-- Start DATA LISTING --
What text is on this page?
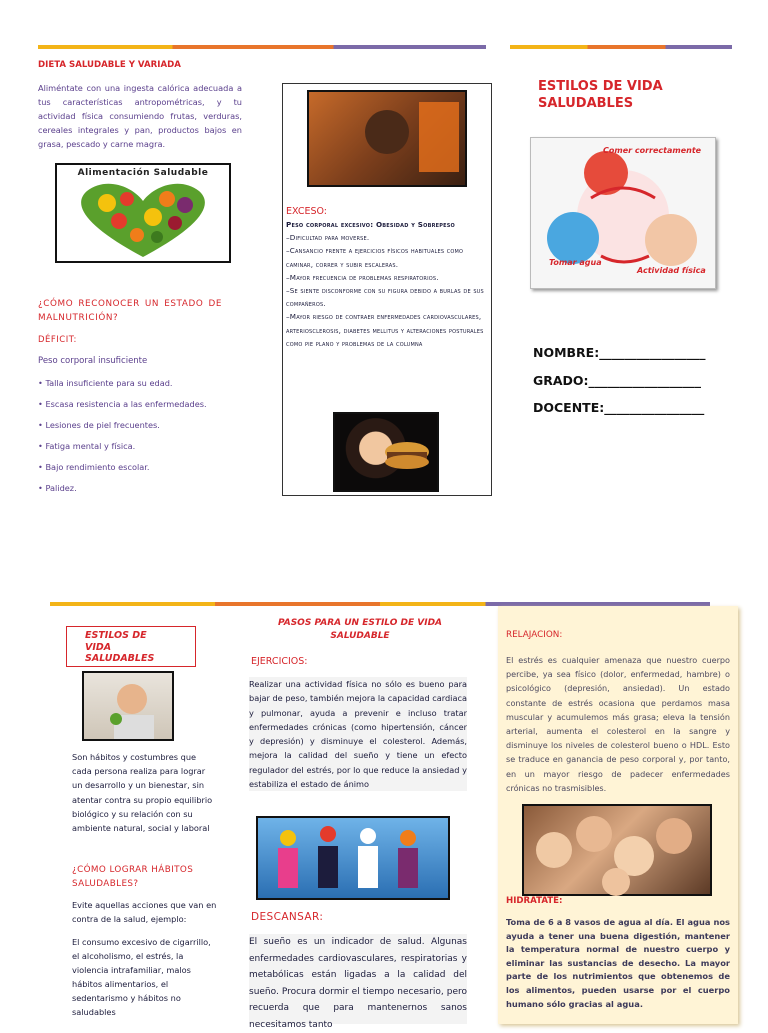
DIETA SALUDABLE Y VARIADA
Aliméntate con una ingesta calórica adecuada a tus características antropométricas, y tu actividad física consumiendo frutas, verduras, cereales integrales y pan, productos bajos en grasa, pescado y carne magra.
Alimentación Saludable
¿CÓMO RECONOCER UN ESTADO DE MALNUTRICIÓN?
DÉFICIT:
Peso corporal insuficiente
• Talla insuficiente para su edad.
• Escasa resistencia a las enfermedades.
• Lesiones de piel frecuentes.
• Fatiga mental y física.
• Bajo rendimiento escolar.
• Palidez.
EXCESO:
Peso corporal excesivo: Obesidad y Sobrepeso
–Dificultad para moverse.
–Cansancio frente a ejercicios físicos habituales como caminar, correr y subir escaleras.
–Mayor frecuencia de problemas respiratorios.
–Se siente disconforme con su figura debido a burlas de sus compañeros.
–Mayor riesgo de contraer enfermedades cardiovasculares, arteriosclerosis, diabetes mellitus y alteraciones posturales como pie plano y problemas de la columna
ESTILOS DE VIDA SALUDABLES
Comer correctamente
Tomar agua
Actividad física
NOMBRE:_________________
GRADO:__________________
DOCENTE:________________
ESTILOS DE VIDA SALUDABLES
Son hábitos y costumbres que cada persona realiza para lograr un desarrollo y un bienestar, sin atentar contra su propio equilibrio biológico y su relación con su ambiente natural, social y laboral
¿CÓMO LOGRAR HÁBITOS SALUDABLES?
Evite aquellas acciones que van en contra de la salud, ejemplo:
El consumo excesivo de cigarrillo, el alcoholismo, el estrés, la violencia intrafamiliar, malos hábitos alimentarios, el sedentarismo y hábitos no saludables
PASOS PARA UN ESTILO DE VIDA SALUDABLE
EJERCICIOS:
Realizar una actividad física no sólo es bueno para bajar de peso, también mejora la capacidad cardiaca y pulmonar, ayuda a prevenir e incluso tratar enfermedades crónicas (como hipertensión, cáncer y depresión) y disminuye el colesterol. Además, mejora la calidad del sueño y tiene un efecto regulador del estrés, por lo que reduce la ansiedad y estabiliza el estado de ánimo
DESCANSAR:
El sueño es un indicador de salud. Algunas enfermedades cardiovasculares, respiratorias y metabólicas están ligadas a la calidad del sueño. Procura dormir el tiempo necesario, pero recuerda que para mantenernos sanos necesitamos tanto
RELAJACION:
El estrés es cualquier amenaza que nuestro cuerpo percibe, ya sea físico (dolor, enfermedad, hambre) o psicológico (depresión, ansiedad). Un estado constante de estrés ocasiona que perdamos masa muscular y acumulemos más grasa; eleva la tensión arterial, aumenta el colesterol en la sangre y disminuye los niveles de colesterol bueno o HDL. Esto se traduce en ganancia de peso corporal y, por tanto, en un mayor riesgo de padecer enfermedades crónicas no trasmisibles.
HIDRATATE:
Toma de 6 a 8 vasos de agua al día. El agua nos ayuda a tener una buena digestión, mantener la temperatura normal de nuestro cuerpo y eliminar las sustancias de desecho. La mayor parte de los nutrimientos que obtenemos de los alimentos, pueden usarse por el cuerpo humano sólo gracias al agua.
-- End DATA LISTING --
Collect the lines of the data that carry the word "crónicas".

◆ THE SOLUTION
Realizar una actividad física no sólo es bueno para bajar de peso, también mejora la capacidad cardiaca y pulmonar, ayuda a prevenir e incluso tratar enfermedades crónicas (como hipertensión, cáncer y depresión) y disminuye el colesterol. Además, mejora la calidad del sueño y tiene un efecto regulador del estrés, por lo que reduce la ansiedad y estabiliza el estado de ánimo
El estrés es cualquier amenaza que nuestro cuerpo percibe, ya sea físico (dolor, enfermedad, hambre) o psicológico (depresión, ansiedad). Un estado constante de estrés ocasiona que perdamos masa muscular y acumulemos más grasa; eleva la tensión arterial, aumenta el colesterol en la sangre y disminuye los niveles de colesterol bueno o HDL. Esto se traduce en ganancia de peso corporal y, por tanto, en un mayor riesgo de padecer enfermedades crónicas no trasmisibles.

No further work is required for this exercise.